_Consignes_:
#1 Relevez toutes les années citées dans la tribune sur l'apartheid fondé sur le sexe, dans l'ordre où elles apparaissent.
#2 Rédigez la suite de la tribune sur l'apartheid fondé sur le sexe, en commençant après sa dernière phrase.
++++ Extrait du document
Un collectif de juristes propose, dans une tribune au « Monde », de s’inspirer de la Convention internationale de 1973 contre le crime d’apartheid pour condamner la « séparation radicale, sous la contrainte, des femmes », comme elle est pratiquée en Iran et en Afghanistan.
Aujourd’hui s’étale sous nos yeux, avec une acuité nouvelle, l’iniquité et la barbarie du traitement réservé aux femmes dans deux pays voisins mais néanmoins de traditions différentes, l’Iran majoritairement chiite, et l’Afghanistan majoritairement sunnite : leur effacement de l’espace public où elles ne sont admises que sous la forme d’ombres silencieuses, le corps dissimulé par le voile qu’elles sont contraintes de porter.
L’Iran a ouvert le bal avec sa « révolution islamique » en février 1979 et sa cohorte d’obligations destinées à les préserver de « la corruption qui pourrait résulter de la présence simultanée d’hommes et de femmes dans un même espace », selon la formule du président Rasfandjani.
Quant aux talibans, « étudiants en religion » après s’être emparés de Kaboul en 1996 (avant d’en être chassés en 2001), ils sont apparus aux yeux du monde comme une horde sauvage contraignant toutes les femmes à s’ensevelir sous le tchadri grillagé, et en les privant d’éducation, de toute vie sociale, politique et culturelle, leur interdisant même les soins à l’hôpital.
Ainsi, au-delà de leurs différences, ce qui réunit la République Islamique d’Iran et l’Afghanistan des Talibans, revenus en force au mois d’août 2021, c’est la séparation radicale, sous la contrainte, des femmes d’avec le monde des hommes, séparation constituant un véritable apartheid fondé sur le sexe.
++++++++
++++ Entrées fournies
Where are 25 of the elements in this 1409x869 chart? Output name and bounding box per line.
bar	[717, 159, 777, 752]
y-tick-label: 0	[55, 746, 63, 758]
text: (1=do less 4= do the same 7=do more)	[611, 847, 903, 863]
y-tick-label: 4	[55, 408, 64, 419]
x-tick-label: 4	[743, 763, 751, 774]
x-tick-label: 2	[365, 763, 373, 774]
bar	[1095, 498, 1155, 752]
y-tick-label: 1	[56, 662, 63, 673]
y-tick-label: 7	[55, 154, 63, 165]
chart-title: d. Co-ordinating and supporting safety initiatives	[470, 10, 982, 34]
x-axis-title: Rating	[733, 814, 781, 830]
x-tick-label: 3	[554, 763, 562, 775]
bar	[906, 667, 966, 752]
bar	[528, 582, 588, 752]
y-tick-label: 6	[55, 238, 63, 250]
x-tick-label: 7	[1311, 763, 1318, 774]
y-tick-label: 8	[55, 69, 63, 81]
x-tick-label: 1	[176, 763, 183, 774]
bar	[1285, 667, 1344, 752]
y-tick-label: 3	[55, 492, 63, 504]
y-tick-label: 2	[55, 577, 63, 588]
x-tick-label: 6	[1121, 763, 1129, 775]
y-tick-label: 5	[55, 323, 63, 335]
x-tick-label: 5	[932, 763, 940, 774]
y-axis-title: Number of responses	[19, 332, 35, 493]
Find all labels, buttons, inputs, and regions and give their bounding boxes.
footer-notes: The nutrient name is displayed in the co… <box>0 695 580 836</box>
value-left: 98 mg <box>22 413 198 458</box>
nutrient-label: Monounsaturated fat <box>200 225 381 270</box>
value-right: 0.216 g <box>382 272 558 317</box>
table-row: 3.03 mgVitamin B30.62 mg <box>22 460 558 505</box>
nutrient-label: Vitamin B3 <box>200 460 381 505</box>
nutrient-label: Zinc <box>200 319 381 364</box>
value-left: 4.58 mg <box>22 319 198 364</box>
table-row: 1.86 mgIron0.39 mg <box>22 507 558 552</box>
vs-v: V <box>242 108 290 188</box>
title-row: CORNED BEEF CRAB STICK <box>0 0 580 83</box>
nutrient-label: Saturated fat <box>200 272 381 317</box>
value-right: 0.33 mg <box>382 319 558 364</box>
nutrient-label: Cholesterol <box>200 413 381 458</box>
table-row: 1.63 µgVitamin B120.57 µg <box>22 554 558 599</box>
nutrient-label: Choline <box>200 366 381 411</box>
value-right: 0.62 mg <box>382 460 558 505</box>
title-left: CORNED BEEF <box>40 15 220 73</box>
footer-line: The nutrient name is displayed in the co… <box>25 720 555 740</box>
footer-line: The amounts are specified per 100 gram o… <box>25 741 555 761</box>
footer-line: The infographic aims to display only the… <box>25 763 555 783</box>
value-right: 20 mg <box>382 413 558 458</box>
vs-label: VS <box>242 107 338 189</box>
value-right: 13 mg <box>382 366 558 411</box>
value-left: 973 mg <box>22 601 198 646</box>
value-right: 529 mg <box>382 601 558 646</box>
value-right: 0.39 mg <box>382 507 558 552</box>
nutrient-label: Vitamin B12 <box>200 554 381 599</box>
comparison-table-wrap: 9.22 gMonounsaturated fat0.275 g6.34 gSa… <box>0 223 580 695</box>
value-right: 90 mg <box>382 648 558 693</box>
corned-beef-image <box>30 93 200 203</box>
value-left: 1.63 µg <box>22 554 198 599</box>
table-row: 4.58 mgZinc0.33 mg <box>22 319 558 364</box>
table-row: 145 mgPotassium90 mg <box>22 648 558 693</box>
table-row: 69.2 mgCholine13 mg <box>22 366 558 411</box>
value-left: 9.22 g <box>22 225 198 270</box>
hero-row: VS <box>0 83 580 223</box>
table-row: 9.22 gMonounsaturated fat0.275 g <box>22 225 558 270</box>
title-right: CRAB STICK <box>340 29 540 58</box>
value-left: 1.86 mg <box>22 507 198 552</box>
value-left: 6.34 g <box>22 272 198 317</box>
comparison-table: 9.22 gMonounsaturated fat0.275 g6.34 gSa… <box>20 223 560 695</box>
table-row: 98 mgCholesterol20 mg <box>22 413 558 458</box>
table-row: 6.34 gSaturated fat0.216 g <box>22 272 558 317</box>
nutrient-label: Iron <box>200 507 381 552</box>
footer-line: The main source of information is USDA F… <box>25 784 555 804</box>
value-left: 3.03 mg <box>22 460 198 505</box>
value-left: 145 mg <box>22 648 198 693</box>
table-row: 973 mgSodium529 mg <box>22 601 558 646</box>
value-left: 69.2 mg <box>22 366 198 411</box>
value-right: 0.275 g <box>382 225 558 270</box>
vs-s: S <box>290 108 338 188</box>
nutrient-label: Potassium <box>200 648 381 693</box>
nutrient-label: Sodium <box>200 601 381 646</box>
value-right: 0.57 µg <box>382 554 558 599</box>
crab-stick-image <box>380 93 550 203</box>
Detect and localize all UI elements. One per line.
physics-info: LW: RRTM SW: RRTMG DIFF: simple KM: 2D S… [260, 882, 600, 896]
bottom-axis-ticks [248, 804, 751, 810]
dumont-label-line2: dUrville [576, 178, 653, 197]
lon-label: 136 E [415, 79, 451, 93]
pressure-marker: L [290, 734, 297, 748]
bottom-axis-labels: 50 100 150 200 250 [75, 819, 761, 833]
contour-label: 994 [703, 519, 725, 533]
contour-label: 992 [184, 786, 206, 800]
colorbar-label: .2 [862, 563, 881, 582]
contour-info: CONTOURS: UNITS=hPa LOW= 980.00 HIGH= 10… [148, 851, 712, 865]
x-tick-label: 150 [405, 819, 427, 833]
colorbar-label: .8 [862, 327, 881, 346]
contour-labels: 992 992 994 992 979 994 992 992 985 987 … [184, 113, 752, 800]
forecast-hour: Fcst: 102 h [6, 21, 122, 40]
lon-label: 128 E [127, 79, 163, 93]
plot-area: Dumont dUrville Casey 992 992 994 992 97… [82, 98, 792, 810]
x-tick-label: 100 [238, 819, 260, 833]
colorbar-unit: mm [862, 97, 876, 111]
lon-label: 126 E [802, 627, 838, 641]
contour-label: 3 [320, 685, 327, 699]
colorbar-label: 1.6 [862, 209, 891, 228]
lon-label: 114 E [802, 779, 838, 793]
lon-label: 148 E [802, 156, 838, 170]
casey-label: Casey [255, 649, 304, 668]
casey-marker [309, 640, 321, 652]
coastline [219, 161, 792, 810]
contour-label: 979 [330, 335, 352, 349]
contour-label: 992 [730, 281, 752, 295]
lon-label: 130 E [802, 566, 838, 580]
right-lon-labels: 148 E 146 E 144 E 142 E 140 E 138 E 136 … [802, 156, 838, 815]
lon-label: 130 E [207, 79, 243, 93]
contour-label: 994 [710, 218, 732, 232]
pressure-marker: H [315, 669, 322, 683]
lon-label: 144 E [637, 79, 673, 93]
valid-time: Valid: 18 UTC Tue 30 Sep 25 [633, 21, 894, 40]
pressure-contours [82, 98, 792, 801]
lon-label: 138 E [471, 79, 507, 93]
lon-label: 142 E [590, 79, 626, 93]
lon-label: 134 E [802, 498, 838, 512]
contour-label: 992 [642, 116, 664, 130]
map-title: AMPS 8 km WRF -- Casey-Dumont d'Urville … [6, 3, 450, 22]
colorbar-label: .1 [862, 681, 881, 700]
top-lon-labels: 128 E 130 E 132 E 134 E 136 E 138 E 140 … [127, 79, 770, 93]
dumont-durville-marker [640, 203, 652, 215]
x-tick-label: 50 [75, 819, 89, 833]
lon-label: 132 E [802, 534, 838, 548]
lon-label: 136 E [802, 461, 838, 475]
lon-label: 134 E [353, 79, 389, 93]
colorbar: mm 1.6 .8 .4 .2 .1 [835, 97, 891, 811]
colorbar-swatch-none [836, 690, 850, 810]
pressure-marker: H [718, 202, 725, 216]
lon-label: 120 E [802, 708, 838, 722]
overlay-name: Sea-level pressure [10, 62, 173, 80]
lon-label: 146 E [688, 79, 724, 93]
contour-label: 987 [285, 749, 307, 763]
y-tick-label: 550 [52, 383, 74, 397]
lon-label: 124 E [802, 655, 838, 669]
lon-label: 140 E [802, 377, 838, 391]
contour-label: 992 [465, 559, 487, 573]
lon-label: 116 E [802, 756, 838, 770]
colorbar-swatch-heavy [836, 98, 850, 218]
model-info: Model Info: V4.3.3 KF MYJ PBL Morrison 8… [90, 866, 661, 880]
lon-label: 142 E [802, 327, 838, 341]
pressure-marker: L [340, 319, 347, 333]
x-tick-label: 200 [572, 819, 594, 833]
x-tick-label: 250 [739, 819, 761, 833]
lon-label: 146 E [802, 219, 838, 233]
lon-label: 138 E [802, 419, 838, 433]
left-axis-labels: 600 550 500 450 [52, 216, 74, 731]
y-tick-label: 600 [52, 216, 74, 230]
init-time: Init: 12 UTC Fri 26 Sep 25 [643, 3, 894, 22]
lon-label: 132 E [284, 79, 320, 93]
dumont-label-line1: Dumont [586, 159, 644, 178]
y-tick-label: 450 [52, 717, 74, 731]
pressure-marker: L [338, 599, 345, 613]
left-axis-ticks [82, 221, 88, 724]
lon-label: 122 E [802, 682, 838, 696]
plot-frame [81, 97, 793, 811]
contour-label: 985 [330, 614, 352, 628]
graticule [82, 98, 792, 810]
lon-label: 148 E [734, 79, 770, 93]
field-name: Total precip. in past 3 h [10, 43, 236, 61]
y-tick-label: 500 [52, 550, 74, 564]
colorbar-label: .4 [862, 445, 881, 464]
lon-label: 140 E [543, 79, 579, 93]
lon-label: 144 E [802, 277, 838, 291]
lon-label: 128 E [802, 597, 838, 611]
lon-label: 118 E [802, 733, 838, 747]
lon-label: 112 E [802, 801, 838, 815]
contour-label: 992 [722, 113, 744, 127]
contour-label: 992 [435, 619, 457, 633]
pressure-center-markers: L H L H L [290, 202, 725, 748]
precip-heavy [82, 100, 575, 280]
++++++++
_Réponses attendues_:
#1 1973, 1979, 1996, 2001, 2021

#2
Pourtant dès le mois de mars 1979 les femmes, jeunes et moins jeunes, étaient descendues par dizaines de milliers dans les rues de Téhéran aux cris de « Nous n’avons pas fait la révolution pour ça ! » en visant le voile obligatoire.
Aujourdhui les protestation des femmes en Iran, après des éruptions vite réprimées, sont soutenues par un mouvement populaire déclenché par la mort de Jina Mahsa Amini le 16 septembre, après son arrestation par la police des mœurs pour avoir mal porté son voile.
Ce n’est pas un hasard si leur slogan est Femmes, vie, liberté !.
Ce qui est nouveau c’est qu’elles sont rejointes par les hommes, et de facon emblématique par les athlètes à l’occasion d’épreuves internationales telles que le Mondial de football .
L’autre nouveauté dont nous devons nous féliciter, c’est la reconnaissances d’organes des Nations-Unies de ce que ces femmes sont victimes d’une oppression institutionnalisée, systémique, et du caractère disproportionné de la réaction des autorités iraniennes aux manifestations populaires :
Le Conseil des Droits Humains a décidé d’ouvrir une enquête internationale sur la répression des manifestations en Iran, et sur l’étendue des violences liées au sexe.
Le Parlement Européen a, de son côté souligné dans une résolution que le port obligatoire du hidjab est devenu un instrument de répression des femmes, qui sont privées de leurs droits en Iran.
Enfin, M.Josep Borell, Haut-Représentant de l’Union Européenne pour les Affaires Etrangères a déclaré sans détours que « la persécution sexuelle est un crime contre l’humanité . »
Nous constatons avec satisfaction que certaines institutions osent maintenant s’affranchir du langage diplomatique convenu, mais pour que l’on en reste pas au stade de la protestation, il faut qu’il y ait une condamnation claire, sans équivoque, de la communauté internationale de tout système instituant l’apartheid sexuel.
Pour cela il lui faut rédiger un instrument juridique opérationnel, sanctionnant sans réserve quelque politique fondée sur la séparation institutionnalisée des sexes, ainsi que les contraintes imposées aux femmes pour y parvenir. (...)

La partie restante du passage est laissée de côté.